__Instructions for the task__:
Below are the entries; state how many of their lines contain the string "adjonction", and nothing more.

Extracted data entries
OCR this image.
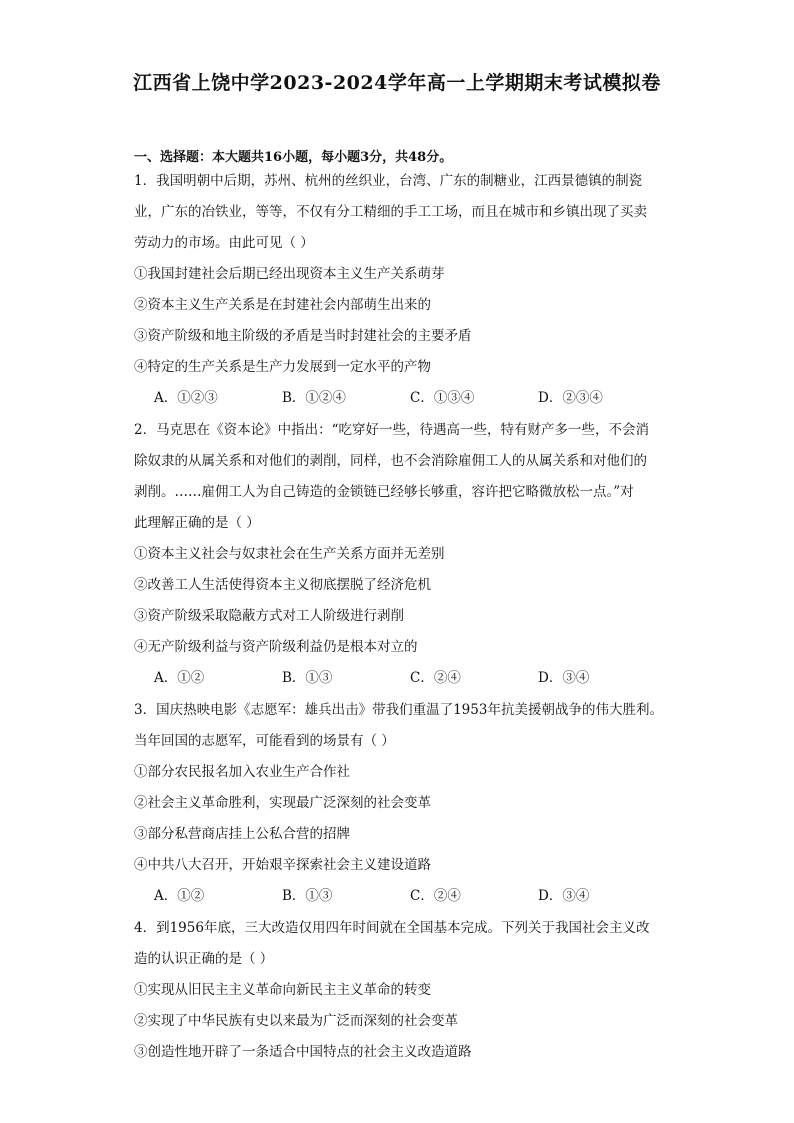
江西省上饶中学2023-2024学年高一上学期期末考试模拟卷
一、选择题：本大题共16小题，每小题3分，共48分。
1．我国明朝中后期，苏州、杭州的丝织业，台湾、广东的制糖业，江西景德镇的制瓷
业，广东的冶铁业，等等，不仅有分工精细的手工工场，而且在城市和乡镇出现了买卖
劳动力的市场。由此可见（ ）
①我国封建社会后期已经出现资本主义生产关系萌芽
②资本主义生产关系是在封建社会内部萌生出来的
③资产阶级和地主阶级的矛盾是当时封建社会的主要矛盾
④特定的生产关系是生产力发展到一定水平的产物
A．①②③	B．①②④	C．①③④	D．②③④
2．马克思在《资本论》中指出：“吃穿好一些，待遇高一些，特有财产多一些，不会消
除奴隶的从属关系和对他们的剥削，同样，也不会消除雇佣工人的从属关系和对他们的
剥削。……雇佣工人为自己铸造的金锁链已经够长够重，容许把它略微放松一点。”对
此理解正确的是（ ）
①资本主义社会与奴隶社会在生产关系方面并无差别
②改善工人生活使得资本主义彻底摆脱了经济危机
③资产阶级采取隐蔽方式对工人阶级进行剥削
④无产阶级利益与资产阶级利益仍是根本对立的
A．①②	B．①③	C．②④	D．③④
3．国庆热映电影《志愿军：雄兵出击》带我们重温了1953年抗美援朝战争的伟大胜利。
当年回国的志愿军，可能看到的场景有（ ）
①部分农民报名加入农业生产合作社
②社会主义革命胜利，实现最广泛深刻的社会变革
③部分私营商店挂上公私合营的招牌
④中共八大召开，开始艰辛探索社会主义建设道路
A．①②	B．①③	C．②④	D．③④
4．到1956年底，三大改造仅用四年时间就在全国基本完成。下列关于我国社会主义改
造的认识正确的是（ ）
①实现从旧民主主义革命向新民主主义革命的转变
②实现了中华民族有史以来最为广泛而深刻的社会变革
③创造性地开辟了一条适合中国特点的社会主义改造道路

==

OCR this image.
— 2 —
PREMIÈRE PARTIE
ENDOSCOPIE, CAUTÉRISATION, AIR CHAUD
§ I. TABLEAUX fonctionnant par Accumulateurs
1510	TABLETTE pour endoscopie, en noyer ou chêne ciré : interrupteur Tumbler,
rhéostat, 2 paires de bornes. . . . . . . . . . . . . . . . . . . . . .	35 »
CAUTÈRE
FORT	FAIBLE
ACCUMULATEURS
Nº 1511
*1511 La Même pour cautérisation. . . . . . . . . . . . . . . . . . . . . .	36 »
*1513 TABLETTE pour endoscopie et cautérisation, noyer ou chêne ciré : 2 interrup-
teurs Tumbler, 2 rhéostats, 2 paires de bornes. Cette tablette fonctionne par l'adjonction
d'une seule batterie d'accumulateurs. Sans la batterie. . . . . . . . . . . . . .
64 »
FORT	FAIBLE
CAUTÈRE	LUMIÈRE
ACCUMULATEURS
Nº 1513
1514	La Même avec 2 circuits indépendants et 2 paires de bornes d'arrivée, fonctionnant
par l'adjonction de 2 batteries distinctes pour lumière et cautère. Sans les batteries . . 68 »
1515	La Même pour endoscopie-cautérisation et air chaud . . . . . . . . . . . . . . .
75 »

__Result for this task__:
2